» **INSTRUCTIONS TO FOLLOW**
Locate the word "frame" in the data below, then copy every line that holds it.
━━━━━━━━━━━━━━━━━━━━
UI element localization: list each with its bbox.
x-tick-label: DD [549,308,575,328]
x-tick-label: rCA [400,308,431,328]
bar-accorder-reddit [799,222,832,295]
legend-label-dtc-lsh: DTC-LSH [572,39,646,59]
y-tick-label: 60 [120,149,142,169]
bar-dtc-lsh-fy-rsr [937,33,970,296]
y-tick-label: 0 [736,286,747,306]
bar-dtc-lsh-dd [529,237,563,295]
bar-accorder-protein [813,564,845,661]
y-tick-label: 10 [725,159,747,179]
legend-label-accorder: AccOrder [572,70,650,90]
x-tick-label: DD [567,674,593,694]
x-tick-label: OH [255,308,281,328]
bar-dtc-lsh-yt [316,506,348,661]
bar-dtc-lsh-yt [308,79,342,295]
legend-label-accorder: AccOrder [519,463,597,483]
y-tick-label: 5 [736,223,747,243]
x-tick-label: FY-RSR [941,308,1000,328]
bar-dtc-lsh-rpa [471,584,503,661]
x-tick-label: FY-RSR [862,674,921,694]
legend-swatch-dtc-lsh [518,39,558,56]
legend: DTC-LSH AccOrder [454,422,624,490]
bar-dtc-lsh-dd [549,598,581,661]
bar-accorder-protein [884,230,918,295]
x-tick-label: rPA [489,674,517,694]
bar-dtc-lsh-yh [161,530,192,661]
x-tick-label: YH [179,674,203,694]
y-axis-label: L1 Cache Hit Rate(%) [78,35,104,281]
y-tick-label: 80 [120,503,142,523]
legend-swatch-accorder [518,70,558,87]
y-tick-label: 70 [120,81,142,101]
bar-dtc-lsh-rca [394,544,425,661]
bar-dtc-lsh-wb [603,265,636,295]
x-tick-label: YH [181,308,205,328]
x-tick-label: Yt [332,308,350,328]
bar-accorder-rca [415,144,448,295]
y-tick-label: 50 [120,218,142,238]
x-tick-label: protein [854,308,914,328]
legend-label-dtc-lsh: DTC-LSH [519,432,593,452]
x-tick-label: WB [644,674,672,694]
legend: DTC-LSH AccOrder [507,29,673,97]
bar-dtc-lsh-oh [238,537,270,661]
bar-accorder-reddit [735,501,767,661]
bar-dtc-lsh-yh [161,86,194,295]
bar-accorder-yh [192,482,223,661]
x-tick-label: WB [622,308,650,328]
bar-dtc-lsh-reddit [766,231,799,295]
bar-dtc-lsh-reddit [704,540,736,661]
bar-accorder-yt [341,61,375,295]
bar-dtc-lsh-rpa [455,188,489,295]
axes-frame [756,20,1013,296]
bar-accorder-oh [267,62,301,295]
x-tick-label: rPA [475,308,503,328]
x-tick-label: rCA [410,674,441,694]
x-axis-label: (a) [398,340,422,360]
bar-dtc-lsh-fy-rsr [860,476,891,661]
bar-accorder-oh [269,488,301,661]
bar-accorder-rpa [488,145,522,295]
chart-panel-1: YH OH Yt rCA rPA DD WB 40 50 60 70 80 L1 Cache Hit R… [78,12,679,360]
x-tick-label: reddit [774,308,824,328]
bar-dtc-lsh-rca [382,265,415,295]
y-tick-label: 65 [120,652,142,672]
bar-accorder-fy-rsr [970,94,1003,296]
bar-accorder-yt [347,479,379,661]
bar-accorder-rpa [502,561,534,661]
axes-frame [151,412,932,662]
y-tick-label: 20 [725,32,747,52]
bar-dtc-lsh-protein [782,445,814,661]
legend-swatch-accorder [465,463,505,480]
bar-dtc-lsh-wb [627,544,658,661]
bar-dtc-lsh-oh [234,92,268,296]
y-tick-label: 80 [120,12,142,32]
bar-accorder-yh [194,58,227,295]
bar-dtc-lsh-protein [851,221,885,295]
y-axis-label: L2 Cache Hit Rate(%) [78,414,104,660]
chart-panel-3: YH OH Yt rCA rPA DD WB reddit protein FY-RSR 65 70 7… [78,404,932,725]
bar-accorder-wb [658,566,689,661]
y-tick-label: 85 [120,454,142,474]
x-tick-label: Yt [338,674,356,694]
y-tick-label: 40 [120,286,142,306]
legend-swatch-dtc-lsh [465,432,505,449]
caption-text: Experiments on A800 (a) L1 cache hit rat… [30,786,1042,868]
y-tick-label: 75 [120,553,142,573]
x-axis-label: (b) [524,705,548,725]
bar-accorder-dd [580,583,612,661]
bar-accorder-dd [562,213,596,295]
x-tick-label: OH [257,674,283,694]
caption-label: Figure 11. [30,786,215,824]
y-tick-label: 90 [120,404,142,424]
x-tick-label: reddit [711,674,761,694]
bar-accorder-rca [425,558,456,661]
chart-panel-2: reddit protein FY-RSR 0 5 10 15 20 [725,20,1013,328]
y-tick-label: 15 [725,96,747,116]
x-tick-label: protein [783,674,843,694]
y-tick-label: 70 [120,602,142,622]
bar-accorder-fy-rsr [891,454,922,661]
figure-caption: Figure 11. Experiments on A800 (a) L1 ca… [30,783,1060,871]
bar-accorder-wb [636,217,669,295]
━━━━━━━━━━━━━━━━━━━━
» **RESPONSE TO THIS TASK**
axes-frame [756,20,1013,296]
axes-frame [151,412,932,662]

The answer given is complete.